Can the data below be set down again exactly, line for line?

# Entries provided
-- BEGIN --

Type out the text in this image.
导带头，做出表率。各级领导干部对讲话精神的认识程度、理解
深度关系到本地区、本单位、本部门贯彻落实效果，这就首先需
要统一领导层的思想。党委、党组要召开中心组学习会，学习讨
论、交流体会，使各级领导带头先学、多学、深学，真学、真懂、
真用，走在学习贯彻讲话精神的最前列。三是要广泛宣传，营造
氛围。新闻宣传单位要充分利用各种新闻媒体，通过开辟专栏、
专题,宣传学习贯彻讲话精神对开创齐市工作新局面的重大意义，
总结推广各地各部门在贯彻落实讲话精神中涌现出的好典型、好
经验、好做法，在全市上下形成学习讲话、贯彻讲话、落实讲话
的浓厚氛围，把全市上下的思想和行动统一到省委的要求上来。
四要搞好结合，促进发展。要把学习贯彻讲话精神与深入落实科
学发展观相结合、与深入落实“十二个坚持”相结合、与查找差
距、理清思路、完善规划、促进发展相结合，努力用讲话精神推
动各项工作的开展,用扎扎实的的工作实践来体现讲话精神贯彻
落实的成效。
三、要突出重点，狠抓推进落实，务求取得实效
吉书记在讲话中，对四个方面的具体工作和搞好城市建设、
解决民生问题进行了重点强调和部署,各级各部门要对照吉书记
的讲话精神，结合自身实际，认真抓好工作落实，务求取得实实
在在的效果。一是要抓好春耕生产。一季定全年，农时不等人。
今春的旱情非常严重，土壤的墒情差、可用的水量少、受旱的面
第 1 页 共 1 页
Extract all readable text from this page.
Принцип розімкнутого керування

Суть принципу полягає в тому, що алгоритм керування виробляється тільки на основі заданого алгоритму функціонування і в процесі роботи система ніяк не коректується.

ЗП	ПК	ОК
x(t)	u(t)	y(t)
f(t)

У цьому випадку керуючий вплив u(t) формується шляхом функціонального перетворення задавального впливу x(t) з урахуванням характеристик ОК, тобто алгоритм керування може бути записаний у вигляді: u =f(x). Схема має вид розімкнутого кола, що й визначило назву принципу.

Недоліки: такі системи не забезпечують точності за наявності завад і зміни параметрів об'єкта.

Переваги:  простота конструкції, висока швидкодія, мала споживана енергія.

-- END --

# Task response
Type out the text in this image.
导带头，做出表率。各级领导干部对讲话精神的认识程度、理解
深度关系到本地区、本单位、本部门贯彻落实效果，这就首先需
要统一领导层的思想。党委、党组要召开中心组学习会，学习讨
论、交流体会，使各级领导带头先学、多学、深学，真学、真懂、
真用，走在学习贯彻讲话精神的最前列。三是要广泛宣传，营造
氛围。新闻宣传单位要充分利用各种新闻媒体，通过开辟专栏、
专题,宣传学习贯彻讲话精神对开创齐市工作新局面的重大意义，
总结推广各地各部门在贯彻落实讲话精神中涌现出的好典型、好
经验、好做法，在全市上下形成学习讲话、贯彻讲话、落实讲话
的浓厚氛围，把全市上下的思想和行动统一到省委的要求上来。
四要搞好结合，促进发展。要把学习贯彻讲话精神与深入落实科
学发展观相结合、与深入落实“十二个坚持”相结合、与查找差
距、理清思路、完善规划、促进发展相结合，努力用讲话精神推
动各项工作的开展,用扎扎实的的工作实践来体现讲话精神贯彻
落实的成效。
三、要突出重点，狠抓推进落实，务求取得实效
吉书记在讲话中，对四个方面的具体工作和搞好城市建设、
解决民生问题进行了重点强调和部署,各级各部门要对照吉书记
的讲话精神，结合自身实际，认真抓好工作落实，务求取得实实
在在的效果。一是要抓好春耕生产。一季定全年，农时不等人。
今春的旱情非常严重，土壤的墒情差、可用的水量少、受旱的面
第 1 页 共 1 页
Extract all readable text from this page.
Принцип розімкнутого керування

Суть принципу полягає в тому, що алгоритм керування виробляється тільки на основі заданого алгоритму функціонування і в процесі роботи система ніяк не коректується.

ЗП	ПК	ОК
x(t)	u(t)	y(t)
f(t)

У цьому випадку керуючий вплив u(t) формується шляхом функціонального перетворення задавального впливу x(t) з урахуванням характеристик ОК, тобто алгоритм керування може бути записаний у вигляді: u =f(x). Схема має вид розімкнутого кола, що й визначило назву принципу.

Недоліки: такі системи не забезпечують точності за наявності завад і зміни параметрів об'єкта.

Переваги:  простота конструкції, висока швидкодія, мала споживана енергія.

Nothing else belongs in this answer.